Supplied records -
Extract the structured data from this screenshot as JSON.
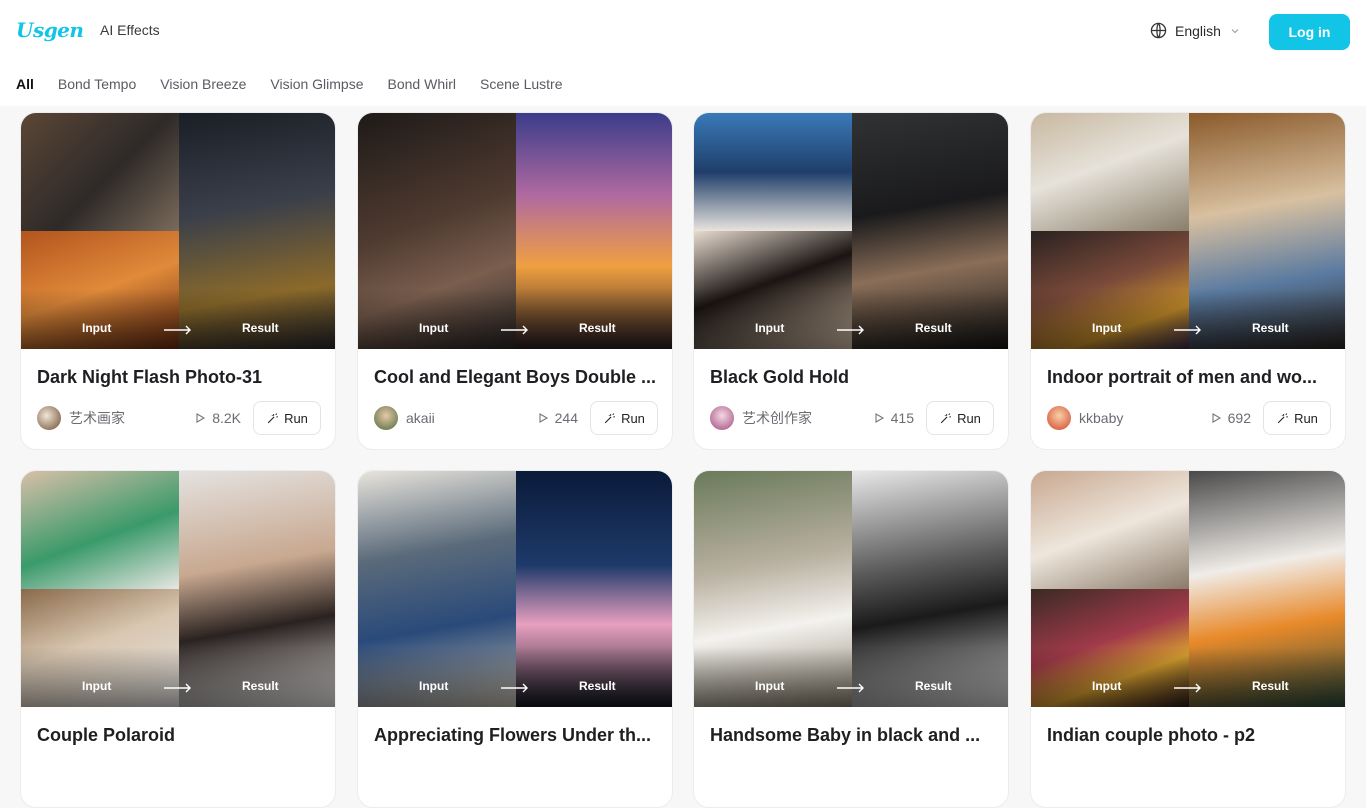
{
  "header": {
    "logo": "Usgen",
    "nav_ai_effects": "AI Effects",
    "language": "English",
    "login_label": "Log in",
    "accent_color": "#12c4e6"
  },
  "tabs": [
    {
      "label": "All",
      "active": true
    },
    {
      "label": "Bond Tempo",
      "active": false
    },
    {
      "label": "Vision Breeze",
      "active": false
    },
    {
      "label": "Vision Glimpse",
      "active": false
    },
    {
      "label": "Bond Whirl",
      "active": false
    },
    {
      "label": "Scene Lustre",
      "active": false
    }
  ],
  "common": {
    "input_label": "Input",
    "result_label": "Result",
    "run_label": "Run"
  },
  "cards": [
    {
      "title": "Dark Night Flash Photo-31",
      "author": "艺术画家",
      "runs": "8.2K"
    },
    {
      "title": "Cool and Elegant Boys Double ...",
      "author": "akaii",
      "runs": "244"
    },
    {
      "title": "Black Gold Hold",
      "author": "艺术创作家",
      "runs": "415"
    },
    {
      "title": "Indoor portrait of men and wo...",
      "author": "kkbaby",
      "runs": "692"
    },
    {
      "title": "Couple Polaroid",
      "author": "",
      "runs": ""
    },
    {
      "title": "Appreciating Flowers Under th...",
      "author": "",
      "runs": ""
    },
    {
      "title": "Handsome Baby in black and ...",
      "author": "",
      "runs": ""
    },
    {
      "title": "Indian couple photo - p2",
      "author": "",
      "runs": ""
    }
  ]
}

Written instruction - Keep the pictures out of your copy, and repeat every entry above exactly.

Exercise answer -
Extract the structured data from this screenshot as JSON.
{
  "header": {
    "logo": "Usgen",
    "nav_ai_effects": "AI Effects",
    "language": "English",
    "login_label": "Log in",
    "accent_color": "#12c4e6"
  },
  "tabs": [
    {
      "label": "All",
      "active": true
    },
    {
      "label": "Bond Tempo",
      "active": false
    },
    {
      "label": "Vision Breeze",
      "active": false
    },
    {
      "label": "Vision Glimpse",
      "active": false
    },
    {
      "label": "Bond Whirl",
      "active": false
    },
    {
      "label": "Scene Lustre",
      "active": false
    }
  ],
  "common": {
    "input_label": "Input",
    "result_label": "Result",
    "run_label": "Run"
  },
  "cards": [
    {
      "title": "Dark Night Flash Photo-31",
      "author": "艺术画家",
      "runs": "8.2K"
    },
    {
      "title": "Cool and Elegant Boys Double ...",
      "author": "akaii",
      "runs": "244"
    },
    {
      "title": "Black Gold Hold",
      "author": "艺术创作家",
      "runs": "415"
    },
    {
      "title": "Indoor portrait of men and wo...",
      "author": "kkbaby",
      "runs": "692"
    },
    {
      "title": "Couple Polaroid",
      "author": "",
      "runs": ""
    },
    {
      "title": "Appreciating Flowers Under th...",
      "author": "",
      "runs": ""
    },
    {
      "title": "Handsome Baby in black and ...",
      "author": "",
      "runs": ""
    },
    {
      "title": "Indian couple photo - p2",
      "author": "",
      "runs": ""
    }
  ]
}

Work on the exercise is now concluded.